Source data:

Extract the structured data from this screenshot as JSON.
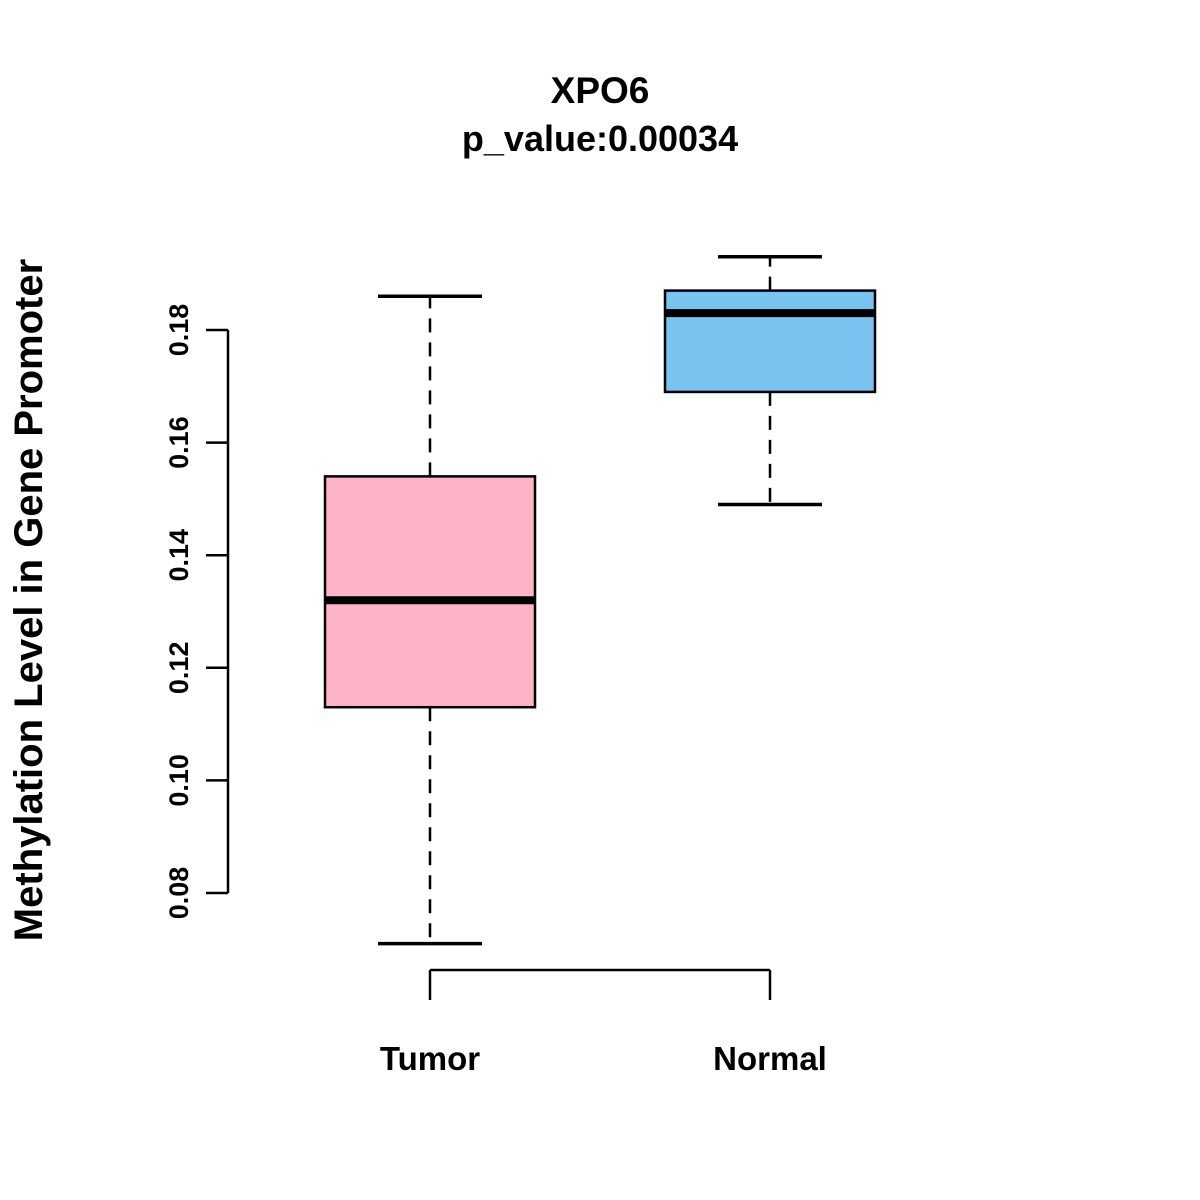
{
  "chart_data": {
    "type": "boxplot",
    "title": "XPO6",
    "subtitle": "p_value:0.00034",
    "ylabel": "Methylation Level in Gene Promoter",
    "xlabel": "",
    "categories": [
      "Tumor",
      "Normal"
    ],
    "series": [
      {
        "name": "Tumor",
        "min": 0.071,
        "q1": 0.113,
        "median": 0.132,
        "q3": 0.154,
        "max": 0.186,
        "color": "#FFB3C6"
      },
      {
        "name": "Normal",
        "min": 0.149,
        "q1": 0.169,
        "median": 0.183,
        "q3": 0.187,
        "max": 0.193,
        "color": "#79C3F1"
      }
    ],
    "yticks": [
      0.08,
      0.1,
      0.12,
      0.14,
      0.16,
      0.18
    ],
    "ylim": [
      0.07,
      0.195
    ],
    "grid": false,
    "legend": "none",
    "box_border_color": "#000000",
    "median_color": "#000000"
  }
}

Task description: Omit all images when repeating the data above exactly.

Solution for this exercise:
Extract the structured data from this screenshot as JSON.
{
  "chart_data": {
    "type": "boxplot",
    "title": "XPO6",
    "subtitle": "p_value:0.00034",
    "ylabel": "Methylation Level in Gene Promoter",
    "xlabel": "",
    "categories": [
      "Tumor",
      "Normal"
    ],
    "series": [
      {
        "name": "Tumor",
        "min": 0.071,
        "q1": 0.113,
        "median": 0.132,
        "q3": 0.154,
        "max": 0.186,
        "color": "#FFB3C6"
      },
      {
        "name": "Normal",
        "min": 0.149,
        "q1": 0.169,
        "median": 0.183,
        "q3": 0.187,
        "max": 0.193,
        "color": "#79C3F1"
      }
    ],
    "yticks": [
      0.08,
      0.1,
      0.12,
      0.14,
      0.16,
      0.18
    ],
    "ylim": [
      0.07,
      0.195
    ],
    "grid": false,
    "legend": "none",
    "box_border_color": "#000000",
    "median_color": "#000000"
  }
}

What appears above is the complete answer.